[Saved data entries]
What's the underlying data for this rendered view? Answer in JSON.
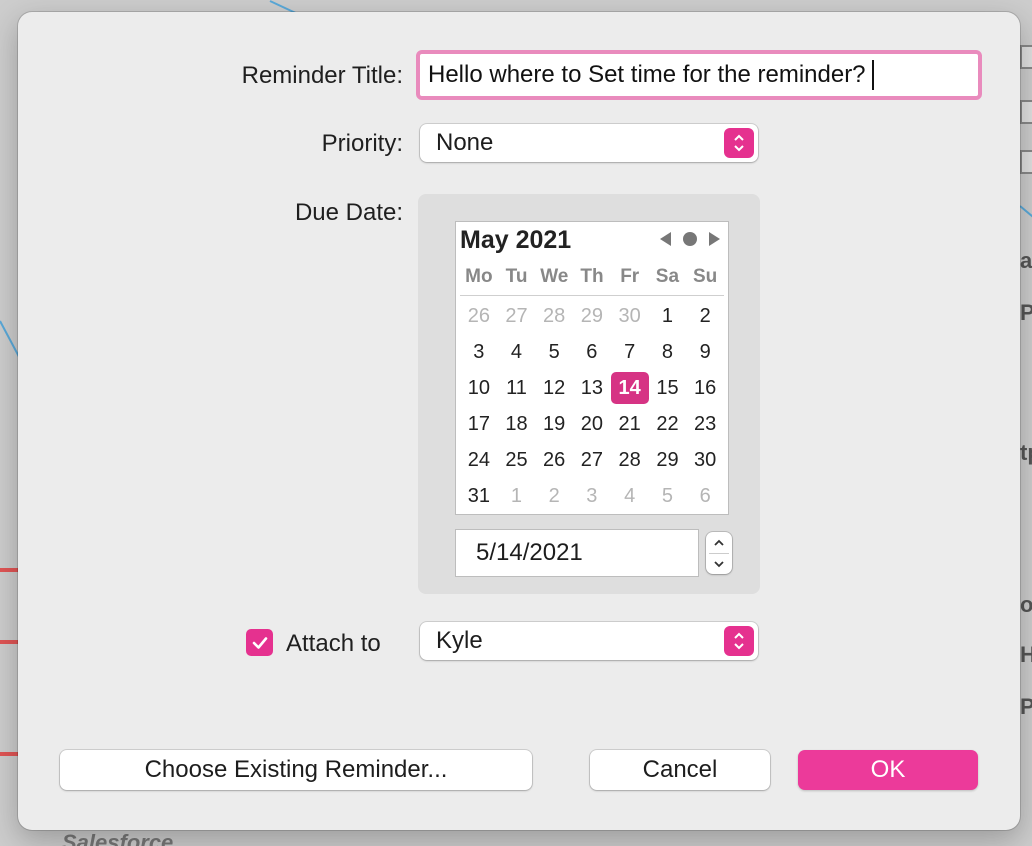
{
  "dialog": {
    "title_label": "Reminder Title:",
    "title_value": "Hello where to Set time for the reminder?",
    "priority_label": "Priority:",
    "priority_value": "None",
    "due_date_label": "Due Date:",
    "attach_label": "Attach to",
    "attach_checked": true,
    "attach_value": "Kyle"
  },
  "calendar": {
    "month_label": "May 2021",
    "weekdays": [
      "Mo",
      "Tu",
      "We",
      "Th",
      "Fr",
      "Sa",
      "Su"
    ],
    "weeks": [
      [
        "26",
        "27",
        "28",
        "29",
        "30",
        "1",
        "2"
      ],
      [
        "3",
        "4",
        "5",
        "6",
        "7",
        "8",
        "9"
      ],
      [
        "10",
        "11",
        "12",
        "13",
        "14",
        "15",
        "16"
      ],
      [
        "17",
        "18",
        "19",
        "20",
        "21",
        "22",
        "23"
      ],
      [
        "24",
        "25",
        "26",
        "27",
        "28",
        "29",
        "30"
      ],
      [
        "31",
        "1",
        "2",
        "3",
        "4",
        "5",
        "6"
      ]
    ],
    "selected_day": "14",
    "date_text": "5/14/2021"
  },
  "buttons": {
    "choose_existing": "Choose Existing Reminder...",
    "cancel": "Cancel",
    "ok": "OK"
  },
  "colors": {
    "accent": "#e5318f",
    "selected_day": "#d63384",
    "focus_ring": "#e98bbd"
  },
  "background": {
    "fragment_bottom": "Salesforce",
    "fragments_right": [
      "ac",
      "P",
      "tp",
      "oc",
      "HI",
      "PI"
    ]
  }
}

▶ **Directions for this task**
Reproduce the whole listing word for word, setting aside any pictures.

▶ **Response**
What's the underlying data for this rendered view? Answer in JSON.
{
  "dialog": {
    "title_label": "Reminder Title:",
    "title_value": "Hello where to Set time for the reminder?",
    "priority_label": "Priority:",
    "priority_value": "None",
    "due_date_label": "Due Date:",
    "attach_label": "Attach to",
    "attach_checked": true,
    "attach_value": "Kyle"
  },
  "calendar": {
    "month_label": "May 2021",
    "weekdays": [
      "Mo",
      "Tu",
      "We",
      "Th",
      "Fr",
      "Sa",
      "Su"
    ],
    "weeks": [
      [
        "26",
        "27",
        "28",
        "29",
        "30",
        "1",
        "2"
      ],
      [
        "3",
        "4",
        "5",
        "6",
        "7",
        "8",
        "9"
      ],
      [
        "10",
        "11",
        "12",
        "13",
        "14",
        "15",
        "16"
      ],
      [
        "17",
        "18",
        "19",
        "20",
        "21",
        "22",
        "23"
      ],
      [
        "24",
        "25",
        "26",
        "27",
        "28",
        "29",
        "30"
      ],
      [
        "31",
        "1",
        "2",
        "3",
        "4",
        "5",
        "6"
      ]
    ],
    "selected_day": "14",
    "date_text": "5/14/2021"
  },
  "buttons": {
    "choose_existing": "Choose Existing Reminder...",
    "cancel": "Cancel",
    "ok": "OK"
  },
  "colors": {
    "accent": "#e5318f",
    "selected_day": "#d63384",
    "focus_ring": "#e98bbd"
  },
  "background": {
    "fragment_bottom": "Salesforce",
    "fragments_right": [
      "ac",
      "P",
      "tp",
      "oc",
      "HI",
      "PI"
    ]
  }
}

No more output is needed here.